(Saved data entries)
——

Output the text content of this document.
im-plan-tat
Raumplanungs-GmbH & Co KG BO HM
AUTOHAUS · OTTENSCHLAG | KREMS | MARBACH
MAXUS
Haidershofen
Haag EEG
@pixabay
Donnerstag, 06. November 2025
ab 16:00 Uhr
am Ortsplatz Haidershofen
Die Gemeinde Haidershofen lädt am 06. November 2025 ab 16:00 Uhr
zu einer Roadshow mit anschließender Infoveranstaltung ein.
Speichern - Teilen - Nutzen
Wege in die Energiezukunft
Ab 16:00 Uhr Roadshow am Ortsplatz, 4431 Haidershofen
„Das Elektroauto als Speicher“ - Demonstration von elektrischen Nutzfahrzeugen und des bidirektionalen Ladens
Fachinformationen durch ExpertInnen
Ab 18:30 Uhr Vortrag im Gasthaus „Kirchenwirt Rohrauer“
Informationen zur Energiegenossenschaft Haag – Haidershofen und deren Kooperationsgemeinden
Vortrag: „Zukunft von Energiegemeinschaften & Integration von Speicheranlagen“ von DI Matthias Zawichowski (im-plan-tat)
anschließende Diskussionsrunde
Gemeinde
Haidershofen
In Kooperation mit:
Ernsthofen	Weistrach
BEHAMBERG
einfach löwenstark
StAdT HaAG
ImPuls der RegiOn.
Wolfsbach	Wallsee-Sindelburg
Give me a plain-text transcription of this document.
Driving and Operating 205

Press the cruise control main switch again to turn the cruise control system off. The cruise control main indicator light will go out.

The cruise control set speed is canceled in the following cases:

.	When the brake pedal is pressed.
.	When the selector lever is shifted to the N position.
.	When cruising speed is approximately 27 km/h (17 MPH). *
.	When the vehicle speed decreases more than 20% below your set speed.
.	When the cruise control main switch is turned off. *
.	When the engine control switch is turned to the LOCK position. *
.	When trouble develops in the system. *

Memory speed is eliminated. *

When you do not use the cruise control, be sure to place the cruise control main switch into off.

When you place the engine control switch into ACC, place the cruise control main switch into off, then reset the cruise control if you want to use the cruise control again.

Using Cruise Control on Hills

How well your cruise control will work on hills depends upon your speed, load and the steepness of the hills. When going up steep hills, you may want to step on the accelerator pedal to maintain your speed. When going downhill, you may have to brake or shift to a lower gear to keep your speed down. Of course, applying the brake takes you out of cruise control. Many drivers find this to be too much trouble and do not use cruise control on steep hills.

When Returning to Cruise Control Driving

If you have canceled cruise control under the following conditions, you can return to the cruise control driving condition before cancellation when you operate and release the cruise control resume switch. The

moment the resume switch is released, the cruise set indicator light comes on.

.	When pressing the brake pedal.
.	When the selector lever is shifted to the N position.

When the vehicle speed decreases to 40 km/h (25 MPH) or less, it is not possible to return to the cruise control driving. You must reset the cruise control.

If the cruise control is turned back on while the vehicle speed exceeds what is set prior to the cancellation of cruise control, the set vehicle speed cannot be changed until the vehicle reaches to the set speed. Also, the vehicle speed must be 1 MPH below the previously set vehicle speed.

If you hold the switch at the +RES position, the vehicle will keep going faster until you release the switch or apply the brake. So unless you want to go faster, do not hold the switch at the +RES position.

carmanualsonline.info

——

■ **TASK PROMPT**: Reproduce the material exactly, with every line intact.

■ **RESULT OF THE TASK**:
Output the text content of this document.
im-plan-tat
Raumplanungs-GmbH & Co KG BO HM
AUTOHAUS · OTTENSCHLAG | KREMS | MARBACH
MAXUS
Haidershofen
Haag EEG
@pixabay
Donnerstag, 06. November 2025
ab 16:00 Uhr
am Ortsplatz Haidershofen
Die Gemeinde Haidershofen lädt am 06. November 2025 ab 16:00 Uhr
zu einer Roadshow mit anschließender Infoveranstaltung ein.
Speichern - Teilen - Nutzen
Wege in die Energiezukunft
Ab 16:00 Uhr Roadshow am Ortsplatz, 4431 Haidershofen
„Das Elektroauto als Speicher“ - Demonstration von elektrischen Nutzfahrzeugen und des bidirektionalen Ladens
Fachinformationen durch ExpertInnen
Ab 18:30 Uhr Vortrag im Gasthaus „Kirchenwirt Rohrauer“
Informationen zur Energiegenossenschaft Haag – Haidershofen und deren Kooperationsgemeinden
Vortrag: „Zukunft von Energiegemeinschaften & Integration von Speicheranlagen“ von DI Matthias Zawichowski (im-plan-tat)
anschließende Diskussionsrunde
Gemeinde
Haidershofen
In Kooperation mit:
Ernsthofen	Weistrach
BEHAMBERG
einfach löwenstark
StAdT HaAG
ImPuls der RegiOn.
Wolfsbach	Wallsee-Sindelburg
Give me a plain-text transcription of this document.
Driving and Operating 205

Press the cruise control main switch again to turn the cruise control system off. The cruise control main indicator light will go out.

The cruise control set speed is canceled in the following cases:

.	When the brake pedal is pressed.
.	When the selector lever is shifted to the N position.
.	When cruising speed is approximately 27 km/h (17 MPH). *
.	When the vehicle speed decreases more than 20% below your set speed.
.	When the cruise control main switch is turned off. *
.	When the engine control switch is turned to the LOCK position. *
.	When trouble develops in the system. *

Memory speed is eliminated. *

When you do not use the cruise control, be sure to place the cruise control main switch into off.

When you place the engine control switch into ACC, place the cruise control main switch into off, then reset the cruise control if you want to use the cruise control again.

Using Cruise Control on Hills

How well your cruise control will work on hills depends upon your speed, load and the steepness of the hills. When going up steep hills, you may want to step on the accelerator pedal to maintain your speed. When going downhill, you may have to brake or shift to a lower gear to keep your speed down. Of course, applying the brake takes you out of cruise control. Many drivers find this to be too much trouble and do not use cruise control on steep hills.

When Returning to Cruise Control Driving

If you have canceled cruise control under the following conditions, you can return to the cruise control driving condition before cancellation when you operate and release the cruise control resume switch. The

moment the resume switch is released, the cruise set indicator light comes on.

.	When pressing the brake pedal.
.	When the selector lever is shifted to the N position.

When the vehicle speed decreases to 40 km/h (25 MPH) or less, it is not possible to return to the cruise control driving. You must reset the cruise control.

If the cruise control is turned back on while the vehicle speed exceeds what is set prior to the cancellation of cruise control, the set vehicle speed cannot be changed until the vehicle reaches to the set speed. Also, the vehicle speed must be 1 MPH below the previously set vehicle speed.

If you hold the switch at the +RES position, the vehicle will keep going faster until you release the switch or apply the brake. So unless you want to go faster, do not hold the switch at the +RES position.

carmanualsonline.info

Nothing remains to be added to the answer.